= Direction =
How many lines in the entries below contain "Company"? Answer with the number only.

= Input data =
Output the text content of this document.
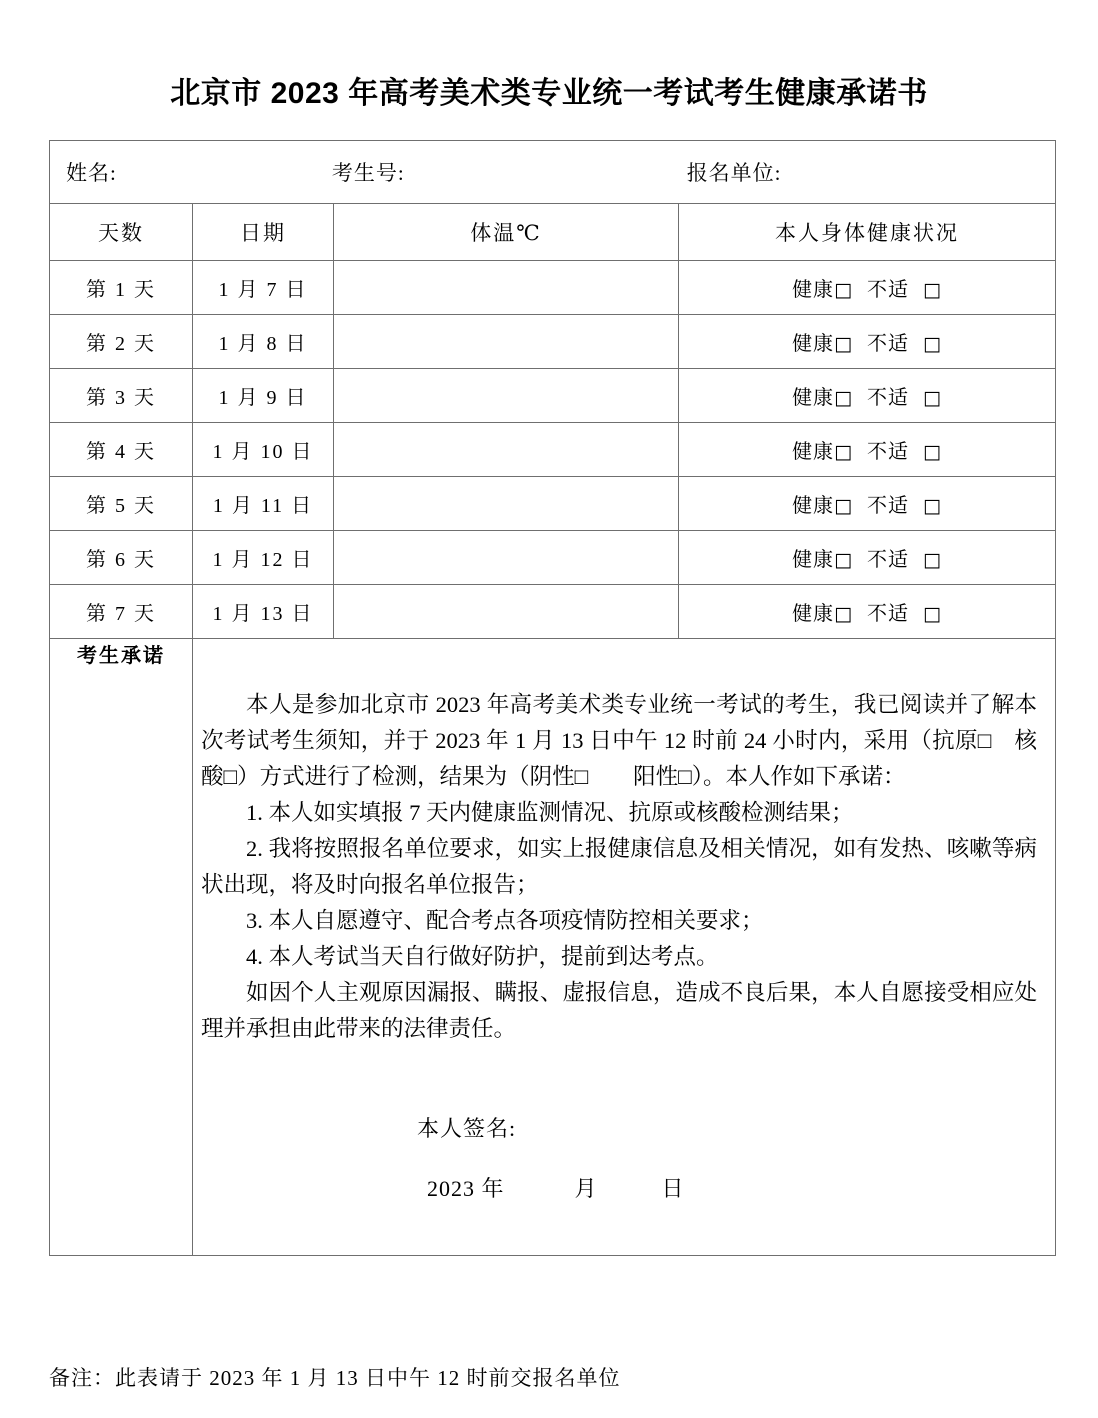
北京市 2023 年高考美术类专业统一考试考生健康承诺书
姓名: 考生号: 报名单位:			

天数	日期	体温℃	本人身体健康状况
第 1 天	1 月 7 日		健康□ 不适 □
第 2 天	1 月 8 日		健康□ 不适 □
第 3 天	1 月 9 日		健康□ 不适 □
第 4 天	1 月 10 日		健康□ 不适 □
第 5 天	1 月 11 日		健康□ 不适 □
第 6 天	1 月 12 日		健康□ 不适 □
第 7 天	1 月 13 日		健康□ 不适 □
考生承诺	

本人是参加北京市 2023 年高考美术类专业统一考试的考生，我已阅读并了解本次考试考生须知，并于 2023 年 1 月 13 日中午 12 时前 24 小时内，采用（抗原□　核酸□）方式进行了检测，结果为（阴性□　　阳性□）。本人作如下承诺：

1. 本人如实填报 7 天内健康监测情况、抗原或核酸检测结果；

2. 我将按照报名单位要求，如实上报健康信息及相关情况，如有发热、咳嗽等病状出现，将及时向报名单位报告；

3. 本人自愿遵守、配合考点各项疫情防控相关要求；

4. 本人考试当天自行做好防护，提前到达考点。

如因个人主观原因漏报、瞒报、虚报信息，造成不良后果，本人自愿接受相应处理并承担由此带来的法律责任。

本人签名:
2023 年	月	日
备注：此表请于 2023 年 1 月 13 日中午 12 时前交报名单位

...

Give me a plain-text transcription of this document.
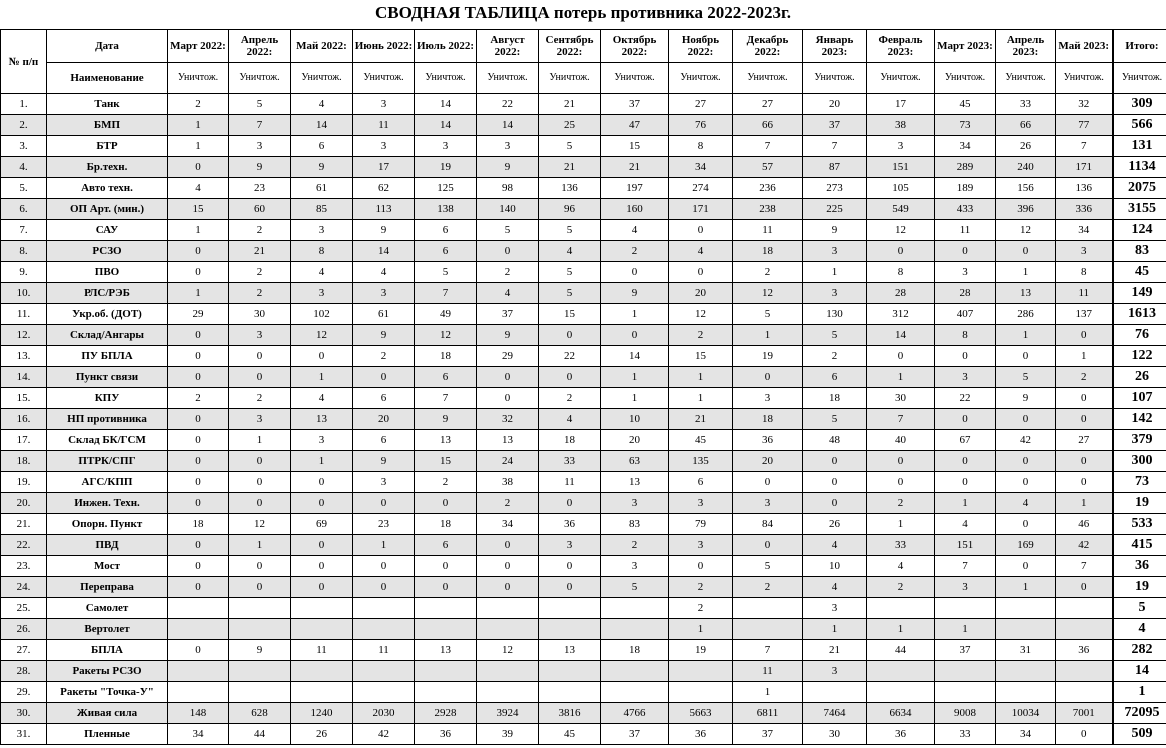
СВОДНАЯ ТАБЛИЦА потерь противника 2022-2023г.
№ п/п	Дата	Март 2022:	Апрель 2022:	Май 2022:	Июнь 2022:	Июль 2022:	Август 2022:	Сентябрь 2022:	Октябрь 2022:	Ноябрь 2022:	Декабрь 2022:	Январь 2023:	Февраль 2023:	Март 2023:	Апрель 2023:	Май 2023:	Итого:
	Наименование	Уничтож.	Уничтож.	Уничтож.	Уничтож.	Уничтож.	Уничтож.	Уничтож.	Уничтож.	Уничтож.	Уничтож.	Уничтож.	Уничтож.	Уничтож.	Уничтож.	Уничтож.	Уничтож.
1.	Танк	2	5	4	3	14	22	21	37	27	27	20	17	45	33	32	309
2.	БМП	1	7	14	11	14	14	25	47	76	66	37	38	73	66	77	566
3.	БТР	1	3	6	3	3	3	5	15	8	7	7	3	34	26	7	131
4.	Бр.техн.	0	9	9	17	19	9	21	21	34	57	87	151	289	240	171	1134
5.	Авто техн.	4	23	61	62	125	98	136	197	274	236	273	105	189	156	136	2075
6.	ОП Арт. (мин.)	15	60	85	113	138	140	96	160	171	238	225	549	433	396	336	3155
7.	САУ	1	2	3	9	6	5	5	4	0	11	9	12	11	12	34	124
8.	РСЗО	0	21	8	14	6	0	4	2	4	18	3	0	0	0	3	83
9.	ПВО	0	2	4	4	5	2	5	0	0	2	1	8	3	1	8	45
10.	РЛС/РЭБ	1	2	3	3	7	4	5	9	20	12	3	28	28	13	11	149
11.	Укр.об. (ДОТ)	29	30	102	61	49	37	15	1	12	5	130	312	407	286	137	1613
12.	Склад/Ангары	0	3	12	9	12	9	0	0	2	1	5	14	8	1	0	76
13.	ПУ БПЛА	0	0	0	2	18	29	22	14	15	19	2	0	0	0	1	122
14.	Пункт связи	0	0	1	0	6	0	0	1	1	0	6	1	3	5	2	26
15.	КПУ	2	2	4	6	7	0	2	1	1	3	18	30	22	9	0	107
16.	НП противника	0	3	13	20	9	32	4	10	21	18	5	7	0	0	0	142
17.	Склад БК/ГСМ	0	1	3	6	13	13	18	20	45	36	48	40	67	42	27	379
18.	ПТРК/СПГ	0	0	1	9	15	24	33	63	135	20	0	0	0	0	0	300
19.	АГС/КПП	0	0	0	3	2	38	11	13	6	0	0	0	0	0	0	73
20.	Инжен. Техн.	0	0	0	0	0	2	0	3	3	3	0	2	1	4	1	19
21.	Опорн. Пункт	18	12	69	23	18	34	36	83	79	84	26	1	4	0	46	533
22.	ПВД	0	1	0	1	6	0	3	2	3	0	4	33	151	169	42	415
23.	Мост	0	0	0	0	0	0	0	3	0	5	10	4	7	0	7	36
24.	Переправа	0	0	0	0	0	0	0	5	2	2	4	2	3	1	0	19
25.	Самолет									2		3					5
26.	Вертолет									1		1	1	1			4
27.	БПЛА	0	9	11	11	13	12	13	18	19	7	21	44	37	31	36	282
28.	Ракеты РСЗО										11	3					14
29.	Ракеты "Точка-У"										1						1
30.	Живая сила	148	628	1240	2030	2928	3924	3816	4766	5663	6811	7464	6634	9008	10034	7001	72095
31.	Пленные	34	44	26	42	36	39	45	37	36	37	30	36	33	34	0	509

...

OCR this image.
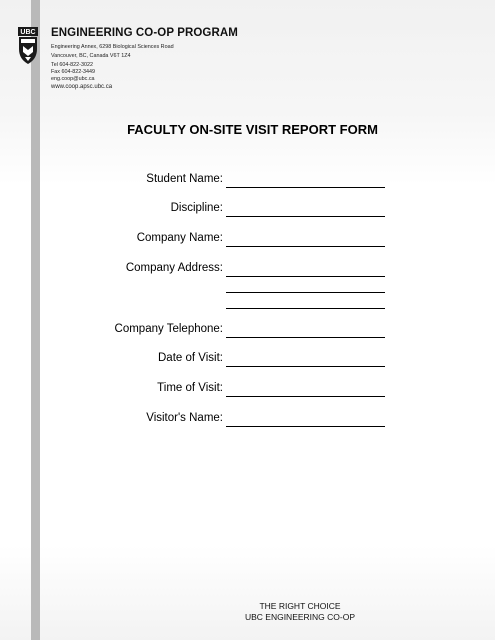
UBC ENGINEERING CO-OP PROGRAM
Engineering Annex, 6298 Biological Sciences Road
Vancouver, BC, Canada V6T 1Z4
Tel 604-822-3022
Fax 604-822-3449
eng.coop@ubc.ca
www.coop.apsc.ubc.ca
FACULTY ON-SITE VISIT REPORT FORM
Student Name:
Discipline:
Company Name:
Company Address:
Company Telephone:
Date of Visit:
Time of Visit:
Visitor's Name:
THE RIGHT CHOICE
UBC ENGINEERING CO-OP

= Solved exercise =
3